▶ _What is asked_:
Count lines with "content" in them. Report only the total.

Raw records:

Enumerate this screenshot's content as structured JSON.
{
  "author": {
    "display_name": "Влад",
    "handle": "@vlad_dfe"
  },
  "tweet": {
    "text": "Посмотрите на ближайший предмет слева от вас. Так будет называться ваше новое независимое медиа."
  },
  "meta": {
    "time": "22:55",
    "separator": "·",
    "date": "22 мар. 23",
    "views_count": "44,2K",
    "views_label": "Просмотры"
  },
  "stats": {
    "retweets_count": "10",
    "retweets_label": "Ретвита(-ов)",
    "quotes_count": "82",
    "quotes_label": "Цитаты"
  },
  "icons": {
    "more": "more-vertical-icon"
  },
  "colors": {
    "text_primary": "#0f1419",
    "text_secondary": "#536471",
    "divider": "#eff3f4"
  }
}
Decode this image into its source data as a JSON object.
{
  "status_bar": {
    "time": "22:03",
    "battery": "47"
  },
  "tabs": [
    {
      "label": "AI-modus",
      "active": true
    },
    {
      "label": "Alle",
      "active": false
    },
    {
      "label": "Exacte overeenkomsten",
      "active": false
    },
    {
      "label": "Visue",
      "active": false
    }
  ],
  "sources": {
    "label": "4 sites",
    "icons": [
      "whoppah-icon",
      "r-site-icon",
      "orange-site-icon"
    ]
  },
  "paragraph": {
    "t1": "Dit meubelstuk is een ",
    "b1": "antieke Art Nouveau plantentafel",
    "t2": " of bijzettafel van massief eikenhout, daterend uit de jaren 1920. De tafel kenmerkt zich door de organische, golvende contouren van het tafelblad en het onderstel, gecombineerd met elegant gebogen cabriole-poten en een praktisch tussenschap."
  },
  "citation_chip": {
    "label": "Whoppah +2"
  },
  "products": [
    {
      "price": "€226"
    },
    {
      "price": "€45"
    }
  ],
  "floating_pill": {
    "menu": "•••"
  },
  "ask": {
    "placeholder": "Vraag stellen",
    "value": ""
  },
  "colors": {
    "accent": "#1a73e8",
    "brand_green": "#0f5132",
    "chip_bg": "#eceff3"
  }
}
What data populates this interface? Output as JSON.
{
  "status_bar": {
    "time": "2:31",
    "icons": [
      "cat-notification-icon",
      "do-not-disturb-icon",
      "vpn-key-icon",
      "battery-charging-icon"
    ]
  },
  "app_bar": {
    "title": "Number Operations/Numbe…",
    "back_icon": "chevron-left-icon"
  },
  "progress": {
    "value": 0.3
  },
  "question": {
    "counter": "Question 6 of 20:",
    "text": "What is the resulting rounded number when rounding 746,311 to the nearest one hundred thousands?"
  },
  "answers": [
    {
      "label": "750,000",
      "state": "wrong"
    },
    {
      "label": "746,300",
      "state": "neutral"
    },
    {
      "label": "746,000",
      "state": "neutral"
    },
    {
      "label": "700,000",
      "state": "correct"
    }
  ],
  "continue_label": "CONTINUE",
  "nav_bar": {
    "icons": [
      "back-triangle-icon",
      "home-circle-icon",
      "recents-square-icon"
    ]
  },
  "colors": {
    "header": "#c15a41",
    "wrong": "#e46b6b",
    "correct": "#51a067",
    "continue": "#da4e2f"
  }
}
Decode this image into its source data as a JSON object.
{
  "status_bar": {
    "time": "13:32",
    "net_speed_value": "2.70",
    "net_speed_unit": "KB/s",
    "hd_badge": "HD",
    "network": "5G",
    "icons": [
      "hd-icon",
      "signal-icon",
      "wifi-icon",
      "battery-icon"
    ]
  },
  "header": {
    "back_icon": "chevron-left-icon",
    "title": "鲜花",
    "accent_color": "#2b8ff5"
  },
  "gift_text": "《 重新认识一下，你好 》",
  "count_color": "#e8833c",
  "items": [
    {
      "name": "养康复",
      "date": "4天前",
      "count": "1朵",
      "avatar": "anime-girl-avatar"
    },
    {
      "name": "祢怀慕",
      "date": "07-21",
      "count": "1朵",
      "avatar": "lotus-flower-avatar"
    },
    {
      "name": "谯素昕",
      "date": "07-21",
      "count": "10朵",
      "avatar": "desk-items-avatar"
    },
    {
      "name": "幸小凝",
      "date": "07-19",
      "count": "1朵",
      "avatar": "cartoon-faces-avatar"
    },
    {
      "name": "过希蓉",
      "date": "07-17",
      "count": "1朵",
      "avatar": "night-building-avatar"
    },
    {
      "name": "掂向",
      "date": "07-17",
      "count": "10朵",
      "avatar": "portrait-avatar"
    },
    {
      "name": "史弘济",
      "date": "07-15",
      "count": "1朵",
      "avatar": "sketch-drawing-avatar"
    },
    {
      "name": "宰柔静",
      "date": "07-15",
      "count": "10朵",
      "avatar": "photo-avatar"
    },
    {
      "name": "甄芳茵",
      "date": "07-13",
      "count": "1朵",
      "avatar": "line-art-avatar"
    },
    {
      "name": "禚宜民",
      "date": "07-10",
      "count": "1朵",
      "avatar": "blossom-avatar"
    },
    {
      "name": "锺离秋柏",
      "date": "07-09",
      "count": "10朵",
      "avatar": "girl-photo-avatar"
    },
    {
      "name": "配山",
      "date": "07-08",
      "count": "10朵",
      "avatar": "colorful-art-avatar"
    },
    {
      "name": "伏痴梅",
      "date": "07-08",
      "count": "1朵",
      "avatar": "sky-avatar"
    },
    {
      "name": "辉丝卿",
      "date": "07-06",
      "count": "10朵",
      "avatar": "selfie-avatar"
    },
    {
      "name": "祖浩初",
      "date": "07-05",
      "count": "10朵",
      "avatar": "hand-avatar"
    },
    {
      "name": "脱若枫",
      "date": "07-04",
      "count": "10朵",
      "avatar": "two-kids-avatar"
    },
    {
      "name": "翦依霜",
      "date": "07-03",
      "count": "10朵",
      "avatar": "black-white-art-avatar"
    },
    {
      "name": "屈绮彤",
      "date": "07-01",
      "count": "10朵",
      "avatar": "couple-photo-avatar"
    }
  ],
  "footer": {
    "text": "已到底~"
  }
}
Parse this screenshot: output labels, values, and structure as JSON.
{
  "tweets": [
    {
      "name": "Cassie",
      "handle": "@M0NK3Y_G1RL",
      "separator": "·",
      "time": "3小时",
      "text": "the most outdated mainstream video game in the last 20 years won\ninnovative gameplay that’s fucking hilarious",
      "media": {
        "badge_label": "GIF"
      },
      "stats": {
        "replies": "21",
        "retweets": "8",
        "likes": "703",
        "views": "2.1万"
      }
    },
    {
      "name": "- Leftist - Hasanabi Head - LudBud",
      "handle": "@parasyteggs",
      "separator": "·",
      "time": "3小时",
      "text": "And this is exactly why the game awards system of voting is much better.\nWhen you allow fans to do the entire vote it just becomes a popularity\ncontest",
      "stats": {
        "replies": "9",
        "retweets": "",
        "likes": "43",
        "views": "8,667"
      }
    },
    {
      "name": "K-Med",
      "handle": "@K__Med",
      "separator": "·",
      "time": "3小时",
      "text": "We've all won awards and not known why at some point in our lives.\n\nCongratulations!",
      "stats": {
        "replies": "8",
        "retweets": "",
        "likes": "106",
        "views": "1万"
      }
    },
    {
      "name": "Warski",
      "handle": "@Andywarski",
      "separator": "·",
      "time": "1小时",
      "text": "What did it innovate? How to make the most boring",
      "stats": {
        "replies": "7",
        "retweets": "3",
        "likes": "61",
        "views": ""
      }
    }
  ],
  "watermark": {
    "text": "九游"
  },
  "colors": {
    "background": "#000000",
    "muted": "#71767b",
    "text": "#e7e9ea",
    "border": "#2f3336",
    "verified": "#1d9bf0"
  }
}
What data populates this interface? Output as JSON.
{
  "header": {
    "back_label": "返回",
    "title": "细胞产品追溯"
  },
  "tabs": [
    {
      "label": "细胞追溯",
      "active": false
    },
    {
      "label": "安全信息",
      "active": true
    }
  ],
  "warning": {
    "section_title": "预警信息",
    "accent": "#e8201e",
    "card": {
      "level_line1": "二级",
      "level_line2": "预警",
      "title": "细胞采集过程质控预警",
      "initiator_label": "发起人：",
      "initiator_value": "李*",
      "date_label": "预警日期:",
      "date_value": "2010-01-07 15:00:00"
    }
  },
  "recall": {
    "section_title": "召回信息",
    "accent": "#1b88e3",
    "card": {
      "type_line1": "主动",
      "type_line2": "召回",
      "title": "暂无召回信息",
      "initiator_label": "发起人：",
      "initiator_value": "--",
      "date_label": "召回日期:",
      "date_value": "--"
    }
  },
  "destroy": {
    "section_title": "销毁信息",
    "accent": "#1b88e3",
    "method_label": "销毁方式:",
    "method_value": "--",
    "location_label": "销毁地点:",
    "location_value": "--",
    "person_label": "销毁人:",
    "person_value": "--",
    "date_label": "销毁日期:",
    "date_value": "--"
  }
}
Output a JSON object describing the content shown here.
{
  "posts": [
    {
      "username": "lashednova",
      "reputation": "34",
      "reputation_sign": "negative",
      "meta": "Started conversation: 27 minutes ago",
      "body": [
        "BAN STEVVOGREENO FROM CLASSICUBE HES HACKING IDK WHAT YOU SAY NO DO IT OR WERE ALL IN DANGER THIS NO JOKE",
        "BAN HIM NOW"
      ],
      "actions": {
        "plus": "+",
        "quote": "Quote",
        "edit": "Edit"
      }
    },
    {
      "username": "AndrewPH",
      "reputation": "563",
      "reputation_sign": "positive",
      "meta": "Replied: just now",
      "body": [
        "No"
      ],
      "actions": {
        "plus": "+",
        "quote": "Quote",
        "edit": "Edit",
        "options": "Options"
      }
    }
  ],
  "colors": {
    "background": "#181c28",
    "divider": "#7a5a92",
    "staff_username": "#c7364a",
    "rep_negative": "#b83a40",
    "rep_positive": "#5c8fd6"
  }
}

▶ _Written answer_:
2